» SOURCE DOCUMENT:
Measuring Manager Performance: Dos and Don’ts

656316_tape-measureIn the first part of this discussion, I talked about the history of benchmarks and their shortcomings. In this article, I discuss their problematic impact on performance measurement – and their use in the hiring, firing, and retention of managers.

There is one truth in the investment industry: past performance is not a predictor of future performance.  So, with all the sophisticated tools now at our disposal, we are only a little further ahead in determining manager “skill” and whether this can reasonably be expected to be sustained in the future.  We are a lot better at determining the reasons we have earned that extra dollar – but only a little better at knowing how to generate that extra dollar in the future.

What makes measuring manager performance difficult over time is that there are so many moving parts. Investors tend to focus too closely on four main measurement tools – inflation, peer group comparisons, indexes, and statistical measures. Each of these is problematic for a number of reasons:

Inflation-Driven

This bogey does not meet any of the criteria outlined by CFA Institute in what constitutes an effective benchmark. It is not representative of an asset class, not transparent, not investable and not representative of a manager’s style/approach. The only positive with this measurement approach was the longer-term time frame accepted for determining success/failure. Its primary rationale was as a proxy for the long-term rate of growth of liabilities, which, ideally, the balanced fund managers would outpace.  However, it is only a crude approximation for the rate of growth of liabilities and, even then, only on for a fully-indexed defined benefit plan.

DB plan sponsors and their advisers today can, and should, determine the innate rates of growth in liabilities, related to both inflation (in the long-term) and movement in bond yields (in the short-term) used in placing discounted values on expected benefit streams. With this information they can determine what assets best match their liabilities, and can then determine the extent to which they match liabilities versus maximizing long-term returns.

However, the relevance of an inflation-related benchmark may be returning as inflation is a major element in the retirement income needs of a member of a DC plan.

Peer Group Sampling:

As mentioned earlier, peer group sampling now plays a backup role to index-focused tools – yet, still investment managers are, typically, more often hired or fired based on “relative” performance. A manager who exceeded his/her bogey (the index plus value-added target) might be terminated if the portfolio placed in the third or fourth quartile of a peer group sample – the manager achieving the primary goal, but, falling short on the secondary objective; or, on the other side, the manager could fall short on the primary objective, however, place in the second quartile and keep the client – and, probably, gather more assets from that client. So, peer group sampling, as a measurement tool, tends to create the most manager turnover activity.  And, in turn, managers are often more concerned with how they place against others year-by-year than how to maximize long-term value for the beneficiaries.  Mutual fund managers, operating in the areas of media scrutiny, are most prone to this effect.

» STORED RECORDS:
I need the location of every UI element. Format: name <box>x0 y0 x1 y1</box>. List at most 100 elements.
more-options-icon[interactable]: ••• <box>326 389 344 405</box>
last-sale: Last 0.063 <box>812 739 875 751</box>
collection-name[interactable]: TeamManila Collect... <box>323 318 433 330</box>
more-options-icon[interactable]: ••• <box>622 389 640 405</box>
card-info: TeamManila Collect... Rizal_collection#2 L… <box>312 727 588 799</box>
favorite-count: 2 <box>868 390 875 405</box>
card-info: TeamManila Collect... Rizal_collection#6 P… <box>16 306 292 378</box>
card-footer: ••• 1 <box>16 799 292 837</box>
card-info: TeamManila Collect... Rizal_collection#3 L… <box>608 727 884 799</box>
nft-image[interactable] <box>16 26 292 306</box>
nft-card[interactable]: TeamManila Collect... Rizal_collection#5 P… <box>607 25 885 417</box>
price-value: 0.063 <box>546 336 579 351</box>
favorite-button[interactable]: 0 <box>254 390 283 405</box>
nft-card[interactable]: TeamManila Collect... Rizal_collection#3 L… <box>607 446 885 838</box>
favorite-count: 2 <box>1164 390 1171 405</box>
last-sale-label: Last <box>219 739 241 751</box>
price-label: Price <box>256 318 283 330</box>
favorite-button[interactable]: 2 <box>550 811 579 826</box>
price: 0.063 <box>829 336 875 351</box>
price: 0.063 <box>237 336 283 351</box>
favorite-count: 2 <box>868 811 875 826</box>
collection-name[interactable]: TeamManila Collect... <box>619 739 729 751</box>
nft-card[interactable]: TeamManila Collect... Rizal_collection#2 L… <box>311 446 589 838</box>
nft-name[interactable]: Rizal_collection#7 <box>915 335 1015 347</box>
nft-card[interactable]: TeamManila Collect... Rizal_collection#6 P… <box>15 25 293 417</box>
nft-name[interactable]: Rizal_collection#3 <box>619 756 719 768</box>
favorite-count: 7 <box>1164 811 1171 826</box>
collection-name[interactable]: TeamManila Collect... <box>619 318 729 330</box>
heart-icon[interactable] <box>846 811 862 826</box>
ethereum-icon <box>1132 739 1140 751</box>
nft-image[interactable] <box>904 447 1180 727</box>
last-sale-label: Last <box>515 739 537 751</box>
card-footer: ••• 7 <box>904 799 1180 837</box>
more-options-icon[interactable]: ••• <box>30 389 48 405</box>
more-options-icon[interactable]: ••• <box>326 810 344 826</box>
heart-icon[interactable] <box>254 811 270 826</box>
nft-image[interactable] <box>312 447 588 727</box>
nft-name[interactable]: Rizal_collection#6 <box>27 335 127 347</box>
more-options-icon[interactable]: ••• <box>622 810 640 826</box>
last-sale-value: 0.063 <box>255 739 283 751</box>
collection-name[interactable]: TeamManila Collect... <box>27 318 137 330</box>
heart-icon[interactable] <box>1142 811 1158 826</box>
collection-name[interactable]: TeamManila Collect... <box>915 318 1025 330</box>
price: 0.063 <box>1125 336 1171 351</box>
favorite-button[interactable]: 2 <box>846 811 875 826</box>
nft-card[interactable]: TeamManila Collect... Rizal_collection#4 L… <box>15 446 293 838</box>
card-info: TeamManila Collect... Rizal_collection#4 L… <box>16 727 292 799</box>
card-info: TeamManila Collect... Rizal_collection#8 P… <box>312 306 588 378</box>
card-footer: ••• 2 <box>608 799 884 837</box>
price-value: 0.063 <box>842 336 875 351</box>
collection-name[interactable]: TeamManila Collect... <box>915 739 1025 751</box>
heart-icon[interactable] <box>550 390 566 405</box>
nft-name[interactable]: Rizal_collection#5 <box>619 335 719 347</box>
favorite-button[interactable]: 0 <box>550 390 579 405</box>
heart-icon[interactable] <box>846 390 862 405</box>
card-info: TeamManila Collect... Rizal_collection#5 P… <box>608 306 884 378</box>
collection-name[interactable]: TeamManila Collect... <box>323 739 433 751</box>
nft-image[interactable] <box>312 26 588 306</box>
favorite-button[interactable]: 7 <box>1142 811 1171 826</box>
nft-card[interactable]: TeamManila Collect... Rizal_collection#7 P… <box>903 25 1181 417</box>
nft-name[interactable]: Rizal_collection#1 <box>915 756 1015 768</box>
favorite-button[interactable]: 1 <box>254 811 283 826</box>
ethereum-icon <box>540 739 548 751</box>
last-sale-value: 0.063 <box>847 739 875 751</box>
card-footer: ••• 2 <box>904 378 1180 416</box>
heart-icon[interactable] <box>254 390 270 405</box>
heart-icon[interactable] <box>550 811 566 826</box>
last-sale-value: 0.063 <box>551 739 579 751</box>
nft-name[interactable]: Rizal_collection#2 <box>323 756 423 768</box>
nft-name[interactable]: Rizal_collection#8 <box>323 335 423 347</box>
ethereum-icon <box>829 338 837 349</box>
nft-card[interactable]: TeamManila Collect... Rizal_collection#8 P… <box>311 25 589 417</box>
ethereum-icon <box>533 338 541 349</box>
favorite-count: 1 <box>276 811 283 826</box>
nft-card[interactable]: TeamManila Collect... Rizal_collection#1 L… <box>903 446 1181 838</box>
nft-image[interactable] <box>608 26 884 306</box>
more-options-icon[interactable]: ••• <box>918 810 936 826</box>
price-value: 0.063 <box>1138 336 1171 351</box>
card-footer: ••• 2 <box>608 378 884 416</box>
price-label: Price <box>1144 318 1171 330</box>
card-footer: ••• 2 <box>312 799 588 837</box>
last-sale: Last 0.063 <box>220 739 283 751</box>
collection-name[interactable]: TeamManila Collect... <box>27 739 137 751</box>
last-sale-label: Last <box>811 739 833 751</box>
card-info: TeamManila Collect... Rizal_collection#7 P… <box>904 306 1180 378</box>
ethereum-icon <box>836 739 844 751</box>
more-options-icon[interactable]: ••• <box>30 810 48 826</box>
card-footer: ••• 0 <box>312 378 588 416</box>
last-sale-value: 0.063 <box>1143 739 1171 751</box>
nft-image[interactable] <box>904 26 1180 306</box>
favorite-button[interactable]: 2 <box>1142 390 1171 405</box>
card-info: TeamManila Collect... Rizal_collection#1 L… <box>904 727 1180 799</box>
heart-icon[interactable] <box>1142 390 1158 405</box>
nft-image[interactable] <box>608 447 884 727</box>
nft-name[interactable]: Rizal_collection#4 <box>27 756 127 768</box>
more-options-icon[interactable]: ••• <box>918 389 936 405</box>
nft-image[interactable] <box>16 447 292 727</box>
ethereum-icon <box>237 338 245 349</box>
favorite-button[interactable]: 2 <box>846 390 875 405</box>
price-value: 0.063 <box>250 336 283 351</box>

» REQUIRED WORK: Reproduce verbatim the passage of the article on measuring manager performance starting at "This bogey does" and ending at "defined benefit plan.".

» COMPLETE ANSWER:
This bogey does not meet any of the criteria outlined by CFA Institute in what constitutes an effective benchmark. It is not representative of an asset class, not transparent, not investable and not representative of a manager’s style/approach. The only positive with this measurement approach was the longer-term time frame accepted for determining success/failure. Its primary rationale was as a proxy for the long-term rate of growth of liabilities, which, ideally, the balanced fund managers would outpace.  However, it is only a crude approximation for the rate of growth of liabilities and, even then, only on for a fully-indexed defined benefit plan.